Start of Records

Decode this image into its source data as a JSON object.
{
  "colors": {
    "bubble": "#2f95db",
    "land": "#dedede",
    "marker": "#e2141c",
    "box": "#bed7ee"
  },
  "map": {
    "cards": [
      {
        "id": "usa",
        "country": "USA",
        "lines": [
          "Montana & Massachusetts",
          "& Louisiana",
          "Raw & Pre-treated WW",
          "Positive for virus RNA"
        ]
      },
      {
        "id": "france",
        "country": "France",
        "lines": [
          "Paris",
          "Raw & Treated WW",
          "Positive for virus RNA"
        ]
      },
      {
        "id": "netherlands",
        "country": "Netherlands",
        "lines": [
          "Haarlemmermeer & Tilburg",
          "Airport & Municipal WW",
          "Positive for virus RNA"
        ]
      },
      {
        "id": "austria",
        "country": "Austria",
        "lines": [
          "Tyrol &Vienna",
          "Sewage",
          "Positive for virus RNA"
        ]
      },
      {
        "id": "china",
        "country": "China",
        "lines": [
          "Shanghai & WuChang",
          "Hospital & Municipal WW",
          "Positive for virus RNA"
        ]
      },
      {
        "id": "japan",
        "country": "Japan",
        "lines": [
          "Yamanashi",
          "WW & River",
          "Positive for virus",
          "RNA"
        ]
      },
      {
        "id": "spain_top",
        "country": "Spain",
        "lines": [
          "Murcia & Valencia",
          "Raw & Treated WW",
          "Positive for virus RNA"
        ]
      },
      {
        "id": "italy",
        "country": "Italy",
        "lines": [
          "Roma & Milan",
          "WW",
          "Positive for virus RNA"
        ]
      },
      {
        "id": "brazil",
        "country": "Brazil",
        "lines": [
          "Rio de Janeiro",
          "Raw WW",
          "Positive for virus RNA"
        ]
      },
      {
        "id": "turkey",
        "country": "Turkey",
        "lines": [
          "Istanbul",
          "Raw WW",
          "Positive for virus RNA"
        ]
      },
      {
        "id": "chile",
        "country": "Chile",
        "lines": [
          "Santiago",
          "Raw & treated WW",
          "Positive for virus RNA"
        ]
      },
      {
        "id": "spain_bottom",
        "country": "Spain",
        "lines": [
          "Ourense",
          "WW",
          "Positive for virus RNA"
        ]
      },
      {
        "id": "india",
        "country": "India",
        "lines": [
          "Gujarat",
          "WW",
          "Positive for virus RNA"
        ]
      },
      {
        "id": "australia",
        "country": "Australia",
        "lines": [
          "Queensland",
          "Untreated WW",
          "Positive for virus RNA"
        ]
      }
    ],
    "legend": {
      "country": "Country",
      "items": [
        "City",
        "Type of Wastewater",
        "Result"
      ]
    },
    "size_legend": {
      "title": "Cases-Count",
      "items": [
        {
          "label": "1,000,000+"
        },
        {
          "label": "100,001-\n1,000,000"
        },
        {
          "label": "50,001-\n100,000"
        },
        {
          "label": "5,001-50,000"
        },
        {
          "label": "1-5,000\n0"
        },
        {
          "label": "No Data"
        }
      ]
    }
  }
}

End of Records

Task instructions:
Return the entries above exactly as they appear.

Response area:
Decode this image into its source data as a JSON object.
{
  "colors": {
    "bubble": "#2f95db",
    "land": "#dedede",
    "marker": "#e2141c",
    "box": "#bed7ee"
  },
  "map": {
    "cards": [
      {
        "id": "usa",
        "country": "USA",
        "lines": [
          "Montana & Massachusetts",
          "& Louisiana",
          "Raw & Pre-treated WW",
          "Positive for virus RNA"
        ]
      },
      {
        "id": "france",
        "country": "France",
        "lines": [
          "Paris",
          "Raw & Treated WW",
          "Positive for virus RNA"
        ]
      },
      {
        "id": "netherlands",
        "country": "Netherlands",
        "lines": [
          "Haarlemmermeer & Tilburg",
          "Airport & Municipal WW",
          "Positive for virus RNA"
        ]
      },
      {
        "id": "austria",
        "country": "Austria",
        "lines": [
          "Tyrol &Vienna",
          "Sewage",
          "Positive for virus RNA"
        ]
      },
      {
        "id": "china",
        "country": "China",
        "lines": [
          "Shanghai & WuChang",
          "Hospital & Municipal WW",
          "Positive for virus RNA"
        ]
      },
      {
        "id": "japan",
        "country": "Japan",
        "lines": [
          "Yamanashi",
          "WW & River",
          "Positive for virus",
          "RNA"
        ]
      },
      {
        "id": "spain_top",
        "country": "Spain",
        "lines": [
          "Murcia & Valencia",
          "Raw & Treated WW",
          "Positive for virus RNA"
        ]
      },
      {
        "id": "italy",
        "country": "Italy",
        "lines": [
          "Roma & Milan",
          "WW",
          "Positive for virus RNA"
        ]
      },
      {
        "id": "brazil",
        "country": "Brazil",
        "lines": [
          "Rio de Janeiro",
          "Raw WW",
          "Positive for virus RNA"
        ]
      },
      {
        "id": "turkey",
        "country": "Turkey",
        "lines": [
          "Istanbul",
          "Raw WW",
          "Positive for virus RNA"
        ]
      },
      {
        "id": "chile",
        "country": "Chile",
        "lines": [
          "Santiago",
          "Raw & treated WW",
          "Positive for virus RNA"
        ]
      },
      {
        "id": "spain_bottom",
        "country": "Spain",
        "lines": [
          "Ourense",
          "WW",
          "Positive for virus RNA"
        ]
      },
      {
        "id": "india",
        "country": "India",
        "lines": [
          "Gujarat",
          "WW",
          "Positive for virus RNA"
        ]
      },
      {
        "id": "australia",
        "country": "Australia",
        "lines": [
          "Queensland",
          "Untreated WW",
          "Positive for virus RNA"
        ]
      }
    ],
    "legend": {
      "country": "Country",
      "items": [
        "City",
        "Type of Wastewater",
        "Result"
      ]
    },
    "size_legend": {
      "title": "Cases-Count",
      "items": [
        {
          "label": "1,000,000+"
        },
        {
          "label": "100,001-\n1,000,000"
        },
        {
          "label": "50,001-\n100,000"
        },
        {
          "label": "5,001-50,000"
        },
        {
          "label": "1-5,000\n0"
        },
        {
          "label": "No Data"
        }
      ]
    }
  }
}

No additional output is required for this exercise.